= Exercise =
Every record below is to be retyped exactly.

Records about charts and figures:
——

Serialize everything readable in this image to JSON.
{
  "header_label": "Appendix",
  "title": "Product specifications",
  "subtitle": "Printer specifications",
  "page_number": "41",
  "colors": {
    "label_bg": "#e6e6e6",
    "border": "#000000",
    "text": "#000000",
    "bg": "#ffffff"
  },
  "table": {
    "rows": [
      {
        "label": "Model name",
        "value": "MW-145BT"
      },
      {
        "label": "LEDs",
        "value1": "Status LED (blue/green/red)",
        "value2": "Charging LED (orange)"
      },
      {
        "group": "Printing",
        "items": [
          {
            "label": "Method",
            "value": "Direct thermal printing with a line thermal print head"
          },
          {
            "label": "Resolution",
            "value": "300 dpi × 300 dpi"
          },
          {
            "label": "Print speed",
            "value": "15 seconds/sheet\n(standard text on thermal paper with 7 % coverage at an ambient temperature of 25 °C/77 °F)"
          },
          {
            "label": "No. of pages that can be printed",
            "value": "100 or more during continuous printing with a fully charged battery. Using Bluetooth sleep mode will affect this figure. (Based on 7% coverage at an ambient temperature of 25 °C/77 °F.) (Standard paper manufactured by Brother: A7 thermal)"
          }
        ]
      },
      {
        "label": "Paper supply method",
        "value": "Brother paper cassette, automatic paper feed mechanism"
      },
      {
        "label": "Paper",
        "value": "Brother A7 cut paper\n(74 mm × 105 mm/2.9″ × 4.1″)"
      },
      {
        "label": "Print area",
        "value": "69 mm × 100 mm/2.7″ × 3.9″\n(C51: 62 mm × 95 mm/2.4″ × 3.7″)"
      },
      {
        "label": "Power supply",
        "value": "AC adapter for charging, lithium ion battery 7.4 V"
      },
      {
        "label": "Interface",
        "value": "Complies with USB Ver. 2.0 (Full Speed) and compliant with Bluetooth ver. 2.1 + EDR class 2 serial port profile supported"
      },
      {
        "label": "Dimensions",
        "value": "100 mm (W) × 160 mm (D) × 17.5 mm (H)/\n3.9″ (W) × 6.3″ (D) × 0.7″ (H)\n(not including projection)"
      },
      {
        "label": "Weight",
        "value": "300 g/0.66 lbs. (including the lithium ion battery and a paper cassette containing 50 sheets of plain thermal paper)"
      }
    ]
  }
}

——

= Task answer =
Serialize everything readable in this image to JSON.
{
  "header_label": "Appendix",
  "title": "Product specifications",
  "subtitle": "Printer specifications",
  "page_number": "41",
  "colors": {
    "label_bg": "#e6e6e6",
    "border": "#000000",
    "text": "#000000",
    "bg": "#ffffff"
  },
  "table": {
    "rows": [
      {
        "label": "Model name",
        "value": "MW-145BT"
      },
      {
        "label": "LEDs",
        "value1": "Status LED (blue/green/red)",
        "value2": "Charging LED (orange)"
      },
      {
        "group": "Printing",
        "items": [
          {
            "label": "Method",
            "value": "Direct thermal printing with a line thermal print head"
          },
          {
            "label": "Resolution",
            "value": "300 dpi × 300 dpi"
          },
          {
            "label": "Print speed",
            "value": "15 seconds/sheet\n(standard text on thermal paper with 7 % coverage at an ambient temperature of 25 °C/77 °F)"
          },
          {
            "label": "No. of pages that can be printed",
            "value": "100 or more during continuous printing with a fully charged battery. Using Bluetooth sleep mode will affect this figure. (Based on 7% coverage at an ambient temperature of 25 °C/77 °F.) (Standard paper manufactured by Brother: A7 thermal)"
          }
        ]
      },
      {
        "label": "Paper supply method",
        "value": "Brother paper cassette, automatic paper feed mechanism"
      },
      {
        "label": "Paper",
        "value": "Brother A7 cut paper\n(74 mm × 105 mm/2.9″ × 4.1″)"
      },
      {
        "label": "Print area",
        "value": "69 mm × 100 mm/2.7″ × 3.9″\n(C51: 62 mm × 95 mm/2.4″ × 3.7″)"
      },
      {
        "label": "Power supply",
        "value": "AC adapter for charging, lithium ion battery 7.4 V"
      },
      {
        "label": "Interface",
        "value": "Complies with USB Ver. 2.0 (Full Speed) and compliant with Bluetooth ver. 2.1 + EDR class 2 serial port profile supported"
      },
      {
        "label": "Dimensions",
        "value": "100 mm (W) × 160 mm (D) × 17.5 mm (H)/\n3.9″ (W) × 6.3″ (D) × 0.7″ (H)\n(not including projection)"
      },
      {
        "label": "Weight",
        "value": "300 g/0.66 lbs. (including the lithium ion battery and a paper cassette containing 50 sheets of plain thermal paper)"
      }
    ]
  }
}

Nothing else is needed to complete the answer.